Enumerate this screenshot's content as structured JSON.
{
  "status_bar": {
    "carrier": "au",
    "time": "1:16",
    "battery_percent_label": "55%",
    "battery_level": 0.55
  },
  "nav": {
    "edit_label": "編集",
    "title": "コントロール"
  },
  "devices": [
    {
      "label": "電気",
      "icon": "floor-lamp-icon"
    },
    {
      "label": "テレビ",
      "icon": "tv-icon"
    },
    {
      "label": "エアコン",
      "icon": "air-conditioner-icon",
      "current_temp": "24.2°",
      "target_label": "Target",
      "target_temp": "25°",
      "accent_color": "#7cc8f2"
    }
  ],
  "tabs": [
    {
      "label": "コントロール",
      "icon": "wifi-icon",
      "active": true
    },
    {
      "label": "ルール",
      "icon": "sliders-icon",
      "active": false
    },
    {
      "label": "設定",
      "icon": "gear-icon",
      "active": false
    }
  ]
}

## GIVEN INSTRUCTION
Reproduce each record exactly, leaving nothing out.

## EXERCISE OUTPUT
Enumerate this screenshot's content as structured JSON.
{
  "status_bar": {
    "carrier": "au",
    "time": "1:16",
    "battery_percent_label": "55%",
    "battery_level": 0.55
  },
  "nav": {
    "edit_label": "編集",
    "title": "コントロール"
  },
  "devices": [
    {
      "label": "電気",
      "icon": "floor-lamp-icon"
    },
    {
      "label": "テレビ",
      "icon": "tv-icon"
    },
    {
      "label": "エアコン",
      "icon": "air-conditioner-icon",
      "current_temp": "24.2°",
      "target_label": "Target",
      "target_temp": "25°",
      "accent_color": "#7cc8f2"
    }
  ],
  "tabs": [
    {
      "label": "コントロール",
      "icon": "wifi-icon",
      "active": true
    },
    {
      "label": "ルール",
      "icon": "sliders-icon",
      "active": false
    },
    {
      "label": "設定",
      "icon": "gear-icon",
      "active": false
    }
  ]
}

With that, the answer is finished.